THE EXERCISE — Update the listing from its first line through the line containing "- white-bishop[interactable]: ♝♗: [237, 334, 284, 381]", inclusive, by changing every "interactable" to "clickable" and leaving all else as it is. Return only those lines.

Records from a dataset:
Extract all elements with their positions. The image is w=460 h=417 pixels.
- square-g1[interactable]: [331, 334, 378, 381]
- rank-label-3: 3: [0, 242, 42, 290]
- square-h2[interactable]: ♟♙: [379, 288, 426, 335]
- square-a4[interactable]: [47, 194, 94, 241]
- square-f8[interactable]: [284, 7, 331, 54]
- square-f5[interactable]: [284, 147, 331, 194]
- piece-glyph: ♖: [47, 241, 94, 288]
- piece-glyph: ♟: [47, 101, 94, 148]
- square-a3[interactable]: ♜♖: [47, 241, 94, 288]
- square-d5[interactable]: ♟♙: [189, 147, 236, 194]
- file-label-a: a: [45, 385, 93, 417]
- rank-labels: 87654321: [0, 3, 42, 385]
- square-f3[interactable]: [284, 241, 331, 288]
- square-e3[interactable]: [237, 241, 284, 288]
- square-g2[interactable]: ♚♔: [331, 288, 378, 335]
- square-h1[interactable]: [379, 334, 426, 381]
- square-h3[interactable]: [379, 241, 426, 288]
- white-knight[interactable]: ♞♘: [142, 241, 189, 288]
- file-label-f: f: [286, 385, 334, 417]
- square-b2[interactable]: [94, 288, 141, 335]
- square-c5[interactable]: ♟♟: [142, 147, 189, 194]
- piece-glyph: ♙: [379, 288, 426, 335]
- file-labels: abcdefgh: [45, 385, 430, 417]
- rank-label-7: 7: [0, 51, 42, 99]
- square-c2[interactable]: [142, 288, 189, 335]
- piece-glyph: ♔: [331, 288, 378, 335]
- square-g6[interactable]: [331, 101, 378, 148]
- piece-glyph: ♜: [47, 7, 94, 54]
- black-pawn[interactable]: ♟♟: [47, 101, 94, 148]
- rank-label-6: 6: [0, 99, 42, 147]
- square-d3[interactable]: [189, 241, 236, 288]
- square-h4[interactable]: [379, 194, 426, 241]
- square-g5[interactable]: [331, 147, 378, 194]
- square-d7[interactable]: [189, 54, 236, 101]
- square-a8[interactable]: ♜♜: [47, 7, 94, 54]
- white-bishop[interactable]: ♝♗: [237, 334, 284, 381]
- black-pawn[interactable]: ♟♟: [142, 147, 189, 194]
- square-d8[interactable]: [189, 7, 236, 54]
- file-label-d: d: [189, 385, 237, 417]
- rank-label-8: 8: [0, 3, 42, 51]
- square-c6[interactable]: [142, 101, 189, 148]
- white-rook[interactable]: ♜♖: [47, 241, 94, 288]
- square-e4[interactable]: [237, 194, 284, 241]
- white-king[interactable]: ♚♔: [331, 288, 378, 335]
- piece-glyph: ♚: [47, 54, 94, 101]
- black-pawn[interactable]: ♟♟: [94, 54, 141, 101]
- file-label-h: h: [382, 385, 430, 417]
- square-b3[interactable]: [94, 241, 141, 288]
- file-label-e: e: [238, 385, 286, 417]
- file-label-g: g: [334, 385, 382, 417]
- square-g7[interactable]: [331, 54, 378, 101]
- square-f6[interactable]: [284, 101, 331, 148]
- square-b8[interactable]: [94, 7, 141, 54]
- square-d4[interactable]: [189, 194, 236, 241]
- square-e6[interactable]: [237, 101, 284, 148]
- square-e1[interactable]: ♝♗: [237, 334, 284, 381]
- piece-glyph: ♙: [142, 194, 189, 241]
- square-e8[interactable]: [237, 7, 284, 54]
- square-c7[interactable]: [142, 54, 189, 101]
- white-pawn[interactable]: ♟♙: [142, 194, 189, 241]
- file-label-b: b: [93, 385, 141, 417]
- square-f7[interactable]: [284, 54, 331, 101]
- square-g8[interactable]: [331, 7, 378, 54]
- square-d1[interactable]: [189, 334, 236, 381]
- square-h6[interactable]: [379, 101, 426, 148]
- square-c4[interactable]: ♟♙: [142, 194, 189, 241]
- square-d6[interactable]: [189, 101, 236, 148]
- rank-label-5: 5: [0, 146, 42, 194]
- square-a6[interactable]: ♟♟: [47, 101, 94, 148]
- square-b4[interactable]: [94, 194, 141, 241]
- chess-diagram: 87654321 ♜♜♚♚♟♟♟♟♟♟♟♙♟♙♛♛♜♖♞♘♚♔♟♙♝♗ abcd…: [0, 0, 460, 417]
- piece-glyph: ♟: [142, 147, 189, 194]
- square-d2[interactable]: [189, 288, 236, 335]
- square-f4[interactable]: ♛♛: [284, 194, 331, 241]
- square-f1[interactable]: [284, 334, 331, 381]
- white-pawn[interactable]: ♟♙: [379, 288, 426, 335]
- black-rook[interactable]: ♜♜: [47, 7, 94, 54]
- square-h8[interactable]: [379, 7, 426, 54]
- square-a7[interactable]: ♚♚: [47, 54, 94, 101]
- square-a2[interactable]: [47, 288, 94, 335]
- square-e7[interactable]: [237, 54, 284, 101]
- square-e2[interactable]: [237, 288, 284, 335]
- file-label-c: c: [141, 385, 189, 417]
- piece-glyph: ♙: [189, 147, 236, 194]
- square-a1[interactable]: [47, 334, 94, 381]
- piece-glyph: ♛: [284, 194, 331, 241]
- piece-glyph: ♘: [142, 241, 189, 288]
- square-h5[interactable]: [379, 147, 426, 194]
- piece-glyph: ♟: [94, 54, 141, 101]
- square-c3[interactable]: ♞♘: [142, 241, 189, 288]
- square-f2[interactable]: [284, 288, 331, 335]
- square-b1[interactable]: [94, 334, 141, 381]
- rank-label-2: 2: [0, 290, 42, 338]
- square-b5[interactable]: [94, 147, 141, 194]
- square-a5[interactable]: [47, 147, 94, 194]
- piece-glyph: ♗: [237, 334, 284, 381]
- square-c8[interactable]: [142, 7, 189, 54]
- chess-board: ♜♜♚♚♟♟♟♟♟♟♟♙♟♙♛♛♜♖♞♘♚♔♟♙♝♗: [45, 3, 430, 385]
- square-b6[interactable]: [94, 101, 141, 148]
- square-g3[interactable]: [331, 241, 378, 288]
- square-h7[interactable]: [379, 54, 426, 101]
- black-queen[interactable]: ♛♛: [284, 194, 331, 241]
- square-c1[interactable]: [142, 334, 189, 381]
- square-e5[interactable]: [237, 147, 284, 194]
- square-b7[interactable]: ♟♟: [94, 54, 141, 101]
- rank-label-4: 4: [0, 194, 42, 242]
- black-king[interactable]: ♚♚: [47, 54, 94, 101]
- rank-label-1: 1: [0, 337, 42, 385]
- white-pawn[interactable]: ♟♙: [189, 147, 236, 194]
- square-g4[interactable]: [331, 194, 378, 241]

ANSWER TO THIS PROBLEM —
Extract all elements with their positions. The image is w=460 h=417 pixels.
- square-g1[clickable]: [331, 334, 378, 381]
- rank-label-3: 3: [0, 242, 42, 290]
- square-h2[clickable]: ♟♙: [379, 288, 426, 335]
- square-a4[clickable]: [47, 194, 94, 241]
- square-f8[clickable]: [284, 7, 331, 54]
- square-f5[clickable]: [284, 147, 331, 194]
- piece-glyph: ♖: [47, 241, 94, 288]
- piece-glyph: ♟: [47, 101, 94, 148]
- square-a3[clickable]: ♜♖: [47, 241, 94, 288]
- square-d5[clickable]: ♟♙: [189, 147, 236, 194]
- file-label-a: a: [45, 385, 93, 417]
- rank-labels: 87654321: [0, 3, 42, 385]
- square-f3[clickable]: [284, 241, 331, 288]
- square-e3[clickable]: [237, 241, 284, 288]
- square-g2[clickable]: ♚♔: [331, 288, 378, 335]
- square-h1[clickable]: [379, 334, 426, 381]
- square-h3[clickable]: [379, 241, 426, 288]
- white-knight[clickable]: ♞♘: [142, 241, 189, 288]
- file-label-f: f: [286, 385, 334, 417]
- square-b2[clickable]: [94, 288, 141, 335]
- square-c5[clickable]: ♟♟: [142, 147, 189, 194]
- piece-glyph: ♙: [379, 288, 426, 335]
- file-labels: abcdefgh: [45, 385, 430, 417]
- rank-label-7: 7: [0, 51, 42, 99]
- square-c2[clickable]: [142, 288, 189, 335]
- piece-glyph: ♔: [331, 288, 378, 335]
- square-g6[clickable]: [331, 101, 378, 148]
- piece-glyph: ♜: [47, 7, 94, 54]
- black-pawn[clickable]: ♟♟: [47, 101, 94, 148]
- rank-label-6: 6: [0, 99, 42, 147]
- square-d3[clickable]: [189, 241, 236, 288]
- square-h4[clickable]: [379, 194, 426, 241]
- square-g5[clickable]: [331, 147, 378, 194]
- square-d7[clickable]: [189, 54, 236, 101]
- square-a8[clickable]: ♜♜: [47, 7, 94, 54]
- white-bishop[clickable]: ♝♗: [237, 334, 284, 381]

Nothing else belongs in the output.